SOURCE PASSAGE:

<<<<

<body>
Minorthird is a collection of methods for learning to extract
entities and categorize text.
<p>Some basic concepts: in Minorthird, a collection of documents
are stored in a {@link edu.cmu.minorthird.text.TextBase}.
Annotations about these documents are stored in a corresponding
{@link edu.cmu.minorthird.text.TextLabels} object. Each
annotation asserts a category or property for a word, a document,
or a subsequence of words (aka a {@link
edu.cmu.minorthird.text.Span}). TextLabels stored information
from many sources: they might hold annotations produced by human
labelers (perhaps using a GUI tool like the {@link
edu.cmu.minorthird.text.gui.TextBaseEditor}) or, annotations
produced by a hand-writted program, or annotations produced by a
learned program. Multiple TextLabels can annotate a single
TextBase, if necessary.
<p>More about the text manipulation and processing can
be found in the Javadocs for the minorthird.text and
minorthird.text.mixup packages.
<p>Annotated TextBases can be stored in many ways, so a
"repository" can be configured to hold a bunch of TextLabels and
their associated TextBases. TextLabels in the repository are
loaded with the {@link edu.cmu.minorthird.text.FancyLoader}.
TextLabels and TextBases can also be loaded directly with
the {@link edu.cmu.minorthird.text.TextBaseLoader} and the
{@link edu.cmu.minorthird.text.gui.TextBaseEditor}.

>>>>

STORED DATA:
<<<<

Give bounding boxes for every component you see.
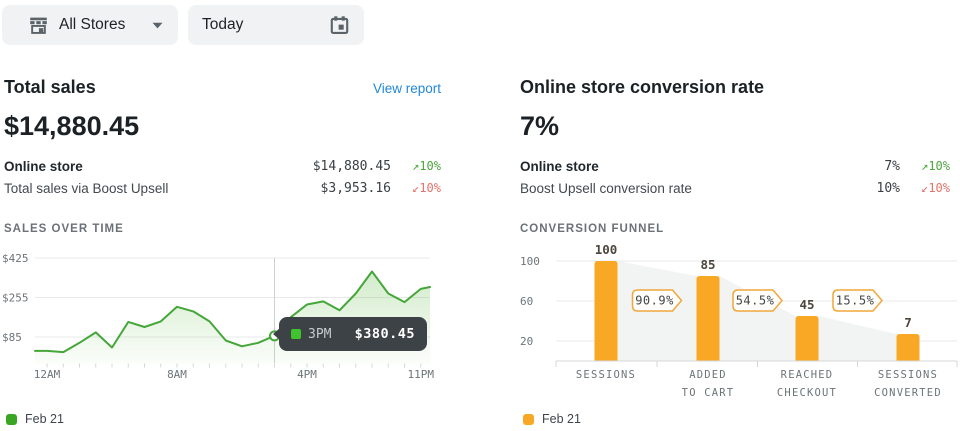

>>>>

EXERCISE DESCRIPTION: According to the Minorthird overview, what kind of object stores annotations about the documents in a TextBase? The material plays no part in this exercise.

FULL ANSWER: A corresponding TextLabels object.